Task instructions:
Print all of the lines exactly. Any picture among them stays out.

Data provided:
◆ ◆ ◆ ◆ ◆ ◆ ◆
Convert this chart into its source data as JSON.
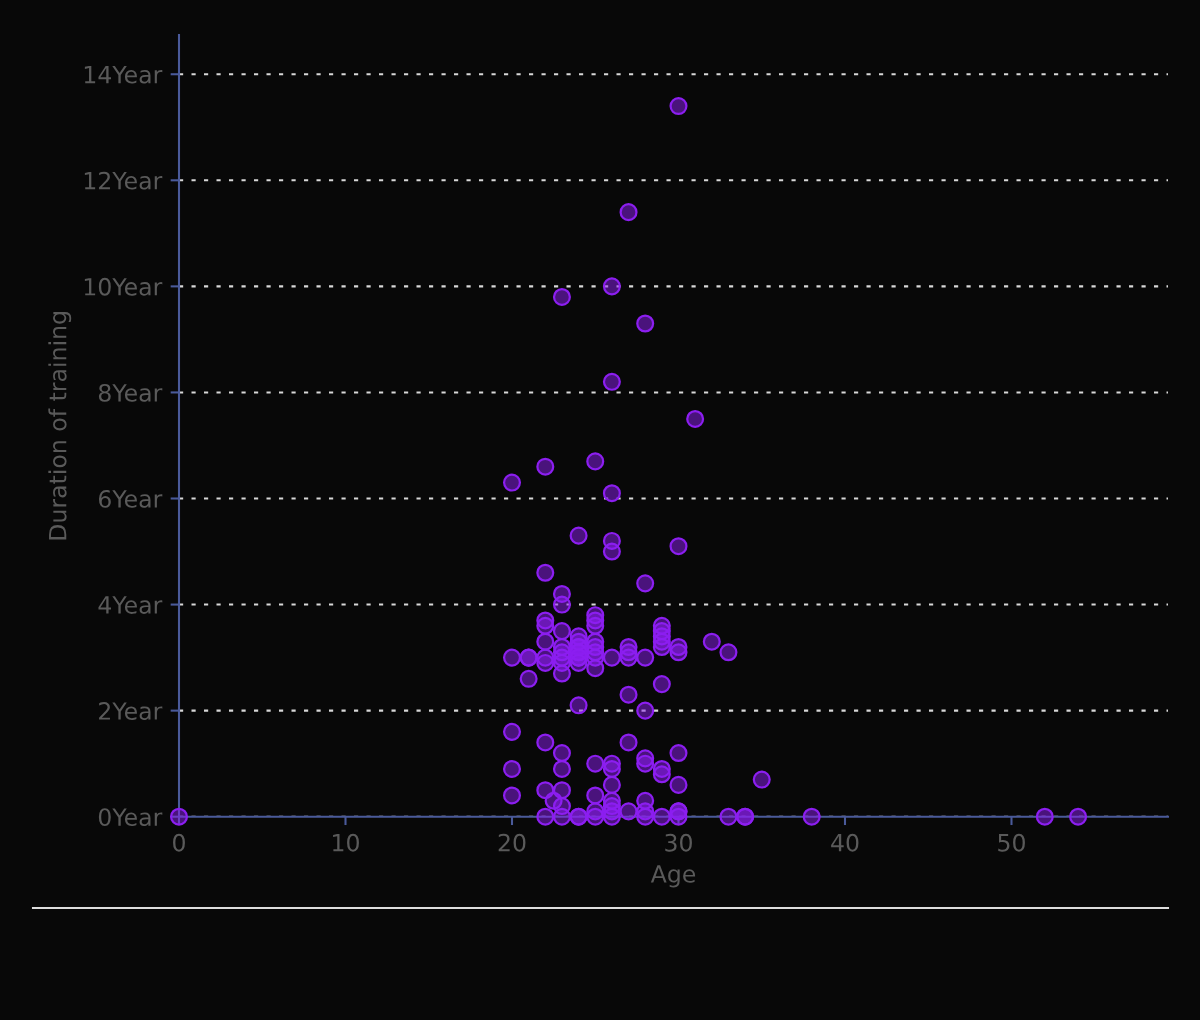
{
  "chart_data": {
    "type": "scatter",
    "xlabel": "Age",
    "ylabel": "Duration of training",
    "x": [
      0,
      30,
      27,
      26,
      23,
      28,
      26,
      31,
      20,
      22,
      25,
      26,
      24,
      26,
      26,
      30,
      22,
      28,
      23,
      23,
      25,
      25,
      25,
      22,
      22,
      23,
      22,
      22,
      22,
      20,
      21,
      21,
      21,
      23,
      23,
      23,
      23,
      23,
      24,
      24,
      24,
      24,
      24,
      24,
      24,
      24,
      24,
      25,
      25,
      25,
      25,
      25,
      26,
      27,
      27,
      27,
      28,
      29,
      29,
      29,
      29,
      29,
      29,
      30,
      30,
      32,
      33,
      24,
      27,
      28,
      20,
      20,
      20,
      22,
      22,
      22,
      23,
      23,
      23,
      22.5,
      23,
      23,
      24,
      24,
      25,
      25,
      25,
      25,
      26,
      26,
      26,
      26,
      26,
      26,
      26,
      27,
      27,
      28,
      28,
      28,
      28,
      28,
      29,
      29,
      29,
      30,
      30,
      30,
      30,
      30,
      35,
      33,
      34,
      34,
      38,
      52,
      54
    ],
    "values": [
      0,
      13.4,
      11.4,
      10,
      9.8,
      9.3,
      8.2,
      7.5,
      6.3,
      6.6,
      6.7,
      6.1,
      5.3,
      5.2,
      5.0,
      5.1,
      4.6,
      4.4,
      4.2,
      4.0,
      3.8,
      3.7,
      3.6,
      3.7,
      3.6,
      3.5,
      3.3,
      3.0,
      2.9,
      3.0,
      3.0,
      3.0,
      2.6,
      3.2,
      3.1,
      3.0,
      2.9,
      2.7,
      3.4,
      3.3,
      3.2,
      3.2,
      3.1,
      3.1,
      3.0,
      3.0,
      2.9,
      3.3,
      3.2,
      3.1,
      3.0,
      2.8,
      3.0,
      3.2,
      3.1,
      3.0,
      3.0,
      3.6,
      3.5,
      3.4,
      3.3,
      3.2,
      2.5,
      3.2,
      3.1,
      3.3,
      3.1,
      2.1,
      2.3,
      2.0,
      1.6,
      0.9,
      0.4,
      1.4,
      0.5,
      0,
      1.2,
      0.9,
      0.5,
      0.3,
      0.2,
      0,
      0,
      0,
      1.0,
      0.4,
      0.1,
      0,
      1.0,
      0.9,
      0.6,
      0.3,
      0.2,
      0.1,
      0,
      1.4,
      0.1,
      1.1,
      1.0,
      0.3,
      0.1,
      0,
      0.9,
      0.8,
      0,
      1.2,
      0.6,
      0.1,
      0.1,
      0,
      0.7,
      0,
      0,
      0,
      0,
      0,
      0
    ],
    "color": "#8c1ef0",
    "marker": "circle",
    "xlim": [
      0,
      59.4
    ],
    "ylim": [
      0,
      14.74
    ],
    "xticks": [
      0,
      10,
      20,
      30,
      40,
      50
    ],
    "yticks": [
      {
        "value": 0,
        "label": "0Year"
      },
      {
        "value": 2,
        "label": "2Year"
      },
      {
        "value": 4,
        "label": "4Year"
      },
      {
        "value": 6,
        "label": "6Year"
      },
      {
        "value": 8,
        "label": "8Year"
      },
      {
        "value": 10,
        "label": "10Year"
      },
      {
        "value": 12,
        "label": "12Year"
      },
      {
        "value": 14,
        "label": "14Year"
      }
    ],
    "grid": "y"
  }
}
◆ ◆ ◆ ◆ ◆ ◆ ◆
Worked solution:
Convert this chart into its source data as JSON.
{
  "chart_data": {
    "type": "scatter",
    "xlabel": "Age",
    "ylabel": "Duration of training",
    "x": [
      0,
      30,
      27,
      26,
      23,
      28,
      26,
      31,
      20,
      22,
      25,
      26,
      24,
      26,
      26,
      30,
      22,
      28,
      23,
      23,
      25,
      25,
      25,
      22,
      22,
      23,
      22,
      22,
      22,
      20,
      21,
      21,
      21,
      23,
      23,
      23,
      23,
      23,
      24,
      24,
      24,
      24,
      24,
      24,
      24,
      24,
      24,
      25,
      25,
      25,
      25,
      25,
      26,
      27,
      27,
      27,
      28,
      29,
      29,
      29,
      29,
      29,
      29,
      30,
      30,
      32,
      33,
      24,
      27,
      28,
      20,
      20,
      20,
      22,
      22,
      22,
      23,
      23,
      23,
      22.5,
      23,
      23,
      24,
      24,
      25,
      25,
      25,
      25,
      26,
      26,
      26,
      26,
      26,
      26,
      26,
      27,
      27,
      28,
      28,
      28,
      28,
      28,
      29,
      29,
      29,
      30,
      30,
      30,
      30,
      30,
      35,
      33,
      34,
      34,
      38,
      52,
      54
    ],
    "values": [
      0,
      13.4,
      11.4,
      10,
      9.8,
      9.3,
      8.2,
      7.5,
      6.3,
      6.6,
      6.7,
      6.1,
      5.3,
      5.2,
      5.0,
      5.1,
      4.6,
      4.4,
      4.2,
      4.0,
      3.8,
      3.7,
      3.6,
      3.7,
      3.6,
      3.5,
      3.3,
      3.0,
      2.9,
      3.0,
      3.0,
      3.0,
      2.6,
      3.2,
      3.1,
      3.0,
      2.9,
      2.7,
      3.4,
      3.3,
      3.2,
      3.2,
      3.1,
      3.1,
      3.0,
      3.0,
      2.9,
      3.3,
      3.2,
      3.1,
      3.0,
      2.8,
      3.0,
      3.2,
      3.1,
      3.0,
      3.0,
      3.6,
      3.5,
      3.4,
      3.3,
      3.2,
      2.5,
      3.2,
      3.1,
      3.3,
      3.1,
      2.1,
      2.3,
      2.0,
      1.6,
      0.9,
      0.4,
      1.4,
      0.5,
      0,
      1.2,
      0.9,
      0.5,
      0.3,
      0.2,
      0,
      0,
      0,
      1.0,
      0.4,
      0.1,
      0,
      1.0,
      0.9,
      0.6,
      0.3,
      0.2,
      0.1,
      0,
      1.4,
      0.1,
      1.1,
      1.0,
      0.3,
      0.1,
      0,
      0.9,
      0.8,
      0,
      1.2,
      0.6,
      0.1,
      0.1,
      0,
      0.7,
      0,
      0,
      0,
      0,
      0,
      0
    ],
    "color": "#8c1ef0",
    "marker": "circle",
    "xlim": [
      0,
      59.4
    ],
    "ylim": [
      0,
      14.74
    ],
    "xticks": [
      0,
      10,
      20,
      30,
      40,
      50
    ],
    "yticks": [
      {
        "value": 0,
        "label": "0Year"
      },
      {
        "value": 2,
        "label": "2Year"
      },
      {
        "value": 4,
        "label": "4Year"
      },
      {
        "value": 6,
        "label": "6Year"
      },
      {
        "value": 8,
        "label": "8Year"
      },
      {
        "value": 10,
        "label": "10Year"
      },
      {
        "value": 12,
        "label": "12Year"
      },
      {
        "value": 14,
        "label": "14Year"
      }
    ],
    "grid": "y"
  }
}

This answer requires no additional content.